- **PROBLEM DETAILS**
Every line of the listing must be reproduced as it stands. Leave the images behind.

::::

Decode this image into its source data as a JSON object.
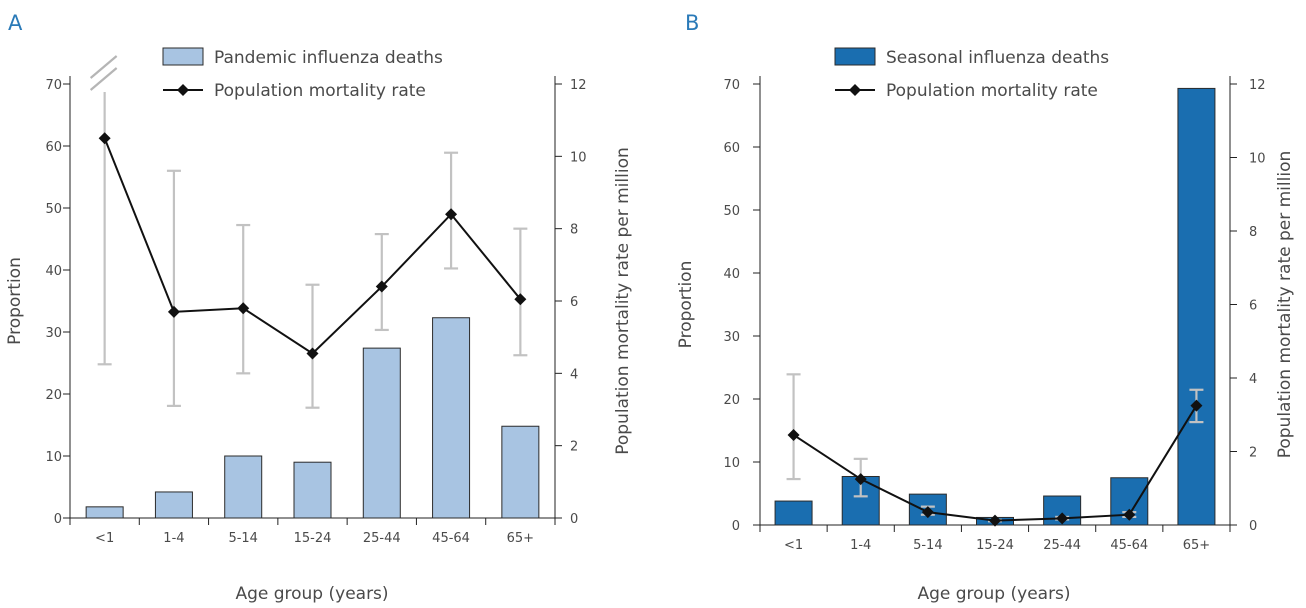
{
  "chart_data": [
    {
      "panel": "A",
      "type": "bar",
      "categories": [
        "<1",
        "1-4",
        "5-14",
        "15-24",
        "25-44",
        "45-64",
        "65+"
      ],
      "series": [
        {
          "name": "Pandemic influenza deaths",
          "type": "bar",
          "axis": "left",
          "values": [
            1.8,
            4.2,
            10,
            9,
            27.4,
            32.3,
            14.8
          ]
        },
        {
          "name": "Population mortality rate",
          "type": "line",
          "axis": "right",
          "values": [
            10.5,
            5.7,
            5.8,
            4.55,
            6.4,
            8.4,
            6.05
          ],
          "error_low": [
            4.25,
            3.1,
            4.0,
            3.05,
            5.2,
            6.9,
            4.5
          ],
          "error_high": [
            12.5,
            9.6,
            8.1,
            6.45,
            7.85,
            10.1,
            8.0
          ]
        }
      ],
      "xlabel": "Age group (years)",
      "ylabel": "Proportion",
      "y2label": "Population mortality rate per million",
      "ylim": [
        0,
        70
      ],
      "y2lim": [
        0,
        12
      ],
      "yticks": [
        "0",
        "10",
        "20",
        "30",
        "40",
        "50",
        "60",
        "70"
      ],
      "y2ticks": [
        "0",
        "2",
        "4",
        "6",
        "8",
        "10",
        "12"
      ],
      "axis_break": true,
      "bar_color": "#a8c4e2",
      "legend_position": "top"
    },
    {
      "panel": "B",
      "type": "bar",
      "categories": [
        "<1",
        "1-4",
        "5-14",
        "15-24",
        "25-44",
        "45-64",
        "65+"
      ],
      "series": [
        {
          "name": "Seasonal influenza deaths",
          "type": "bar",
          "axis": "left",
          "values": [
            3.8,
            7.7,
            4.9,
            1.2,
            4.6,
            7.5,
            69.3
          ]
        },
        {
          "name": "Population mortality rate",
          "type": "line",
          "axis": "right",
          "values": [
            2.45,
            1.25,
            0.35,
            0.12,
            0.18,
            0.28,
            3.25
          ],
          "error_low": [
            1.25,
            0.78,
            0.28,
            0.1,
            0.15,
            0.22,
            2.8
          ],
          "error_high": [
            4.1,
            1.8,
            0.5,
            0.14,
            0.22,
            0.35,
            3.68
          ]
        }
      ],
      "xlabel": "Age group (years)",
      "ylabel": "Proportion",
      "y2label": "Population mortality rate per million",
      "ylim": [
        0,
        70
      ],
      "y2lim": [
        0,
        12
      ],
      "yticks": [
        "0",
        "10",
        "20",
        "30",
        "40",
        "50",
        "60",
        "70"
      ],
      "y2ticks": [
        "0",
        "2",
        "4",
        "6",
        "8",
        "10",
        "12"
      ],
      "axis_break": false,
      "bar_color": "#1a6eb0",
      "legend_position": "top"
    }
  ]
}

::::

- **PROBLEM SOLUTION**
Decode this image into its source data as a JSON object.
{
  "chart_data": [
    {
      "panel": "A",
      "type": "bar",
      "categories": [
        "<1",
        "1-4",
        "5-14",
        "15-24",
        "25-44",
        "45-64",
        "65+"
      ],
      "series": [
        {
          "name": "Pandemic influenza deaths",
          "type": "bar",
          "axis": "left",
          "values": [
            1.8,
            4.2,
            10,
            9,
            27.4,
            32.3,
            14.8
          ]
        },
        {
          "name": "Population mortality rate",
          "type": "line",
          "axis": "right",
          "values": [
            10.5,
            5.7,
            5.8,
            4.55,
            6.4,
            8.4,
            6.05
          ],
          "error_low": [
            4.25,
            3.1,
            4.0,
            3.05,
            5.2,
            6.9,
            4.5
          ],
          "error_high": [
            12.5,
            9.6,
            8.1,
            6.45,
            7.85,
            10.1,
            8.0
          ]
        }
      ],
      "xlabel": "Age group (years)",
      "ylabel": "Proportion",
      "y2label": "Population mortality rate per million",
      "ylim": [
        0,
        70
      ],
      "y2lim": [
        0,
        12
      ],
      "yticks": [
        "0",
        "10",
        "20",
        "30",
        "40",
        "50",
        "60",
        "70"
      ],
      "y2ticks": [
        "0",
        "2",
        "4",
        "6",
        "8",
        "10",
        "12"
      ],
      "axis_break": true,
      "bar_color": "#a8c4e2",
      "legend_position": "top"
    },
    {
      "panel": "B",
      "type": "bar",
      "categories": [
        "<1",
        "1-4",
        "5-14",
        "15-24",
        "25-44",
        "45-64",
        "65+"
      ],
      "series": [
        {
          "name": "Seasonal influenza deaths",
          "type": "bar",
          "axis": "left",
          "values": [
            3.8,
            7.7,
            4.9,
            1.2,
            4.6,
            7.5,
            69.3
          ]
        },
        {
          "name": "Population mortality rate",
          "type": "line",
          "axis": "right",
          "values": [
            2.45,
            1.25,
            0.35,
            0.12,
            0.18,
            0.28,
            3.25
          ],
          "error_low": [
            1.25,
            0.78,
            0.28,
            0.1,
            0.15,
            0.22,
            2.8
          ],
          "error_high": [
            4.1,
            1.8,
            0.5,
            0.14,
            0.22,
            0.35,
            3.68
          ]
        }
      ],
      "xlabel": "Age group (years)",
      "ylabel": "Proportion",
      "y2label": "Population mortality rate per million",
      "ylim": [
        0,
        70
      ],
      "y2lim": [
        0,
        12
      ],
      "yticks": [
        "0",
        "10",
        "20",
        "30",
        "40",
        "50",
        "60",
        "70"
      ],
      "y2ticks": [
        "0",
        "2",
        "4",
        "6",
        "8",
        "10",
        "12"
      ],
      "axis_break": false,
      "bar_color": "#1a6eb0",
      "legend_position": "top"
    }
  ]
}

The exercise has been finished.